#### RECORDS SUPPLIED:

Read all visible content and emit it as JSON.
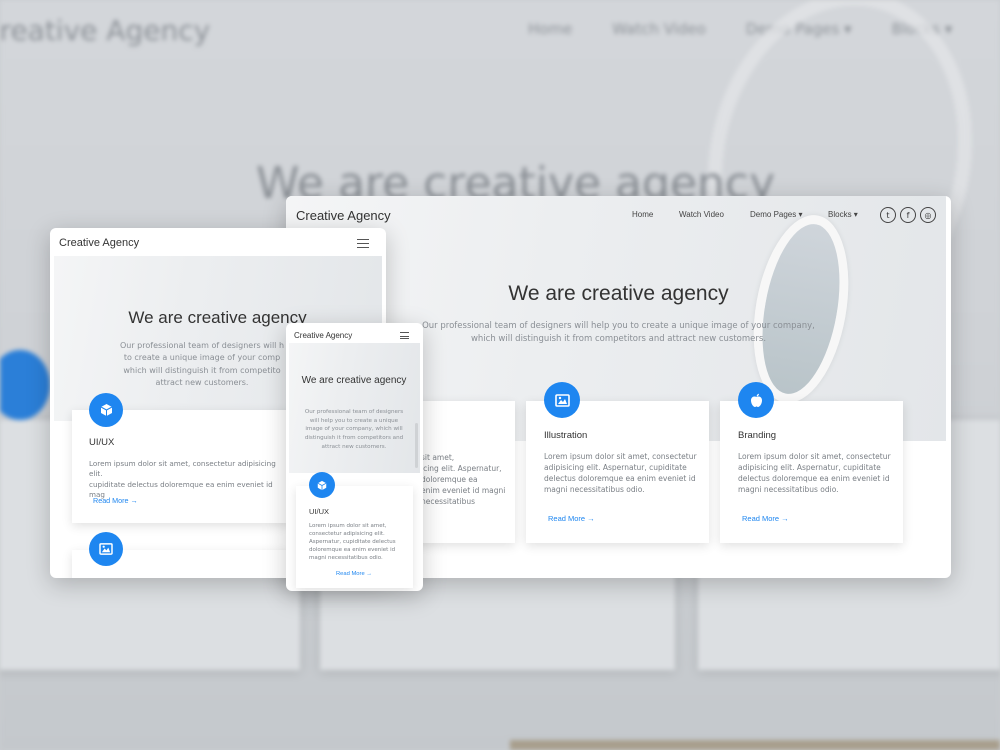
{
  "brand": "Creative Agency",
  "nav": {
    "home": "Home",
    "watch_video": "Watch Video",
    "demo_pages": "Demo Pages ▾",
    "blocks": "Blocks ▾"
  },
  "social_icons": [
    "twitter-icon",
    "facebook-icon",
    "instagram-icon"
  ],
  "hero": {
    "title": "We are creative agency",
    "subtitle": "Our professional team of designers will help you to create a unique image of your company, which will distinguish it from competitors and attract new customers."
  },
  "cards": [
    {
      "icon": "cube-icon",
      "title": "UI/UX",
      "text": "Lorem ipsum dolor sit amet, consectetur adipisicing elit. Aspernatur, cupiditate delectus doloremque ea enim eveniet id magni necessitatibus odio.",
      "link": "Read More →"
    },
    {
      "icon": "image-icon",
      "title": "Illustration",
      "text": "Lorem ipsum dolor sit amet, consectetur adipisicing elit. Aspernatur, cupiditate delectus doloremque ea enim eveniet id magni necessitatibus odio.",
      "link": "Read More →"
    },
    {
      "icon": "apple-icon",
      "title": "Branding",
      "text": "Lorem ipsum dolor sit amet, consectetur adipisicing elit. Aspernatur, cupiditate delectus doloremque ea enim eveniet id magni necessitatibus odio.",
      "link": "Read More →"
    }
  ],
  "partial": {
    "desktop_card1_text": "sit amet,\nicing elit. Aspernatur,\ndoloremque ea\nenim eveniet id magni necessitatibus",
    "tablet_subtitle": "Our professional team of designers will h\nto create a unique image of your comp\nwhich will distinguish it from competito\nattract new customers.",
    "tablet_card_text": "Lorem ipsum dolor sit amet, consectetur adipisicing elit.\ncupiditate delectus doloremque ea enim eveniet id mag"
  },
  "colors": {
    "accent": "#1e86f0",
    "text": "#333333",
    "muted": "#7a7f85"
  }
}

#### PROMPT:
Copy out each line of the records that holds the string "from".

#### OUTPUT OF THE EXERCISE:
    "subtitle": "Our professional team of designers will help you to create a unique image of your company, which will distinguish it from competitors and attract new customers."
    "tablet_subtitle": "Our professional team of designers will h\nto create a unique image of your comp\nwhich will distinguish it from competito\nattract new customers.",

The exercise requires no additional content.